:: Set task ::
From the records below, extract all the text exactly and leave the images behind.

:: Raw data ::
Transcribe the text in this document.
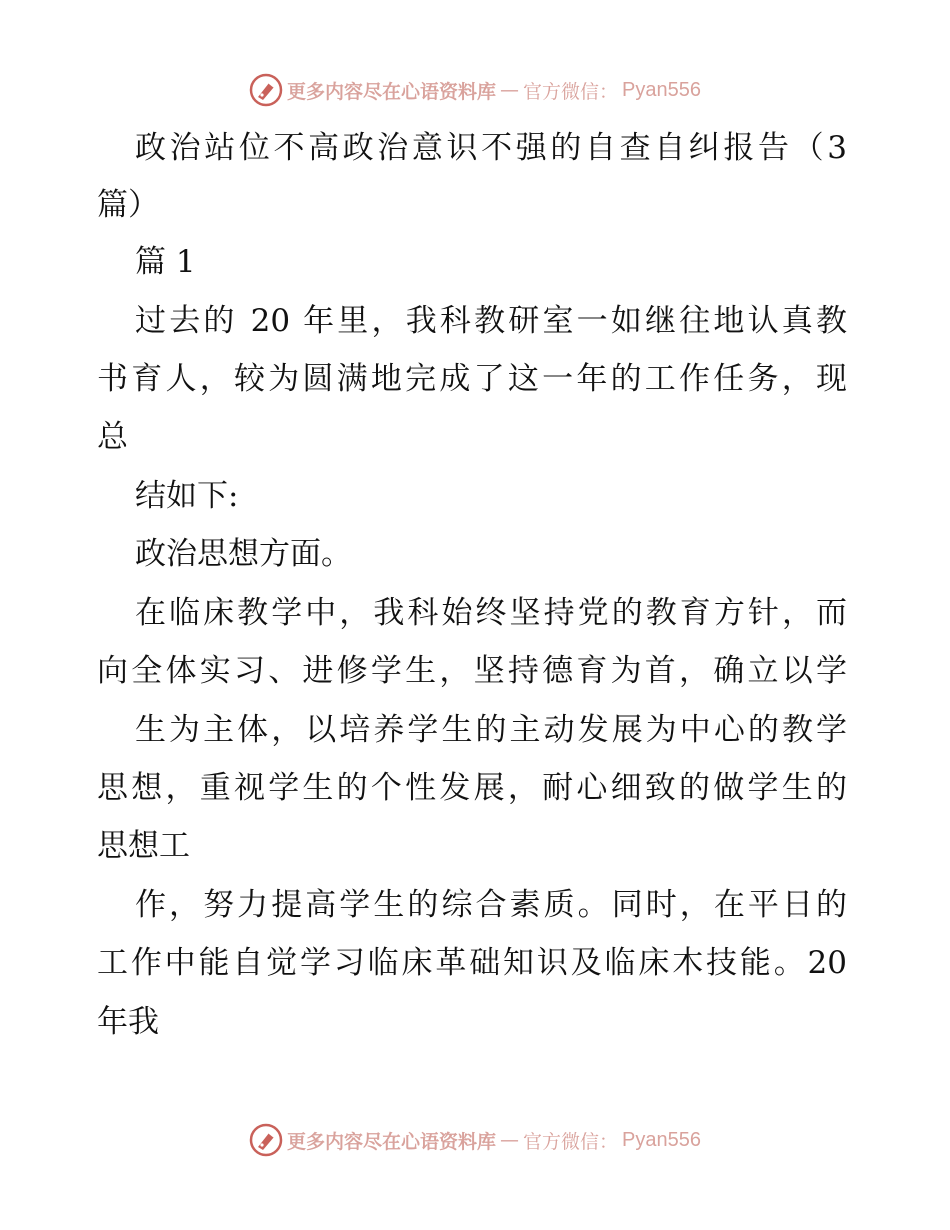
更多内容尽在心语资料库 — 官方微信： Pyan556
政治站位不高政治意识不强的自查自纠报告（3
篇）
篇 1
过去的 20 年里，我科教研室一如继往地认真教
书育人，较为圆满地完成了这一年的工作任务，现
总
结如下:
政治思想方面。
在临床教学中，我科始终坚持党的教育方针，而
向全体实习、进修学生，坚持德育为首，确立以学
生为主体，以培养学生的主动发展为中心的教学
思想，重视学生的个性发展，耐心细致的做学生的
思想工
作，努力提高学生的综合素质。同时，在平日的
工作中能自觉学习临床革础知识及临床木技能。20
年我
更多内容尽在心语资料库 — 官方微信： Pyan556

:: Task response ::
Transcribe the text in this document.
更多内容尽在心语资料库 — 官方微信： Pyan556
政治站位不高政治意识不强的自查自纠报告（3
篇）
篇 1
过去的 20 年里，我科教研室一如继往地认真教
书育人，较为圆满地完成了这一年的工作任务，现
总
结如下:
政治思想方面。
在临床教学中，我科始终坚持党的教育方针，而
向全体实习、进修学生，坚持德育为首，确立以学
生为主体，以培养学生的主动发展为中心的教学
思想，重视学生的个性发展，耐心细致的做学生的
思想工
作，努力提高学生的综合素质。同时，在平日的
工作中能自觉学习临床革础知识及临床木技能。20
年我
更多内容尽在心语资料库 — 官方微信： Pyan556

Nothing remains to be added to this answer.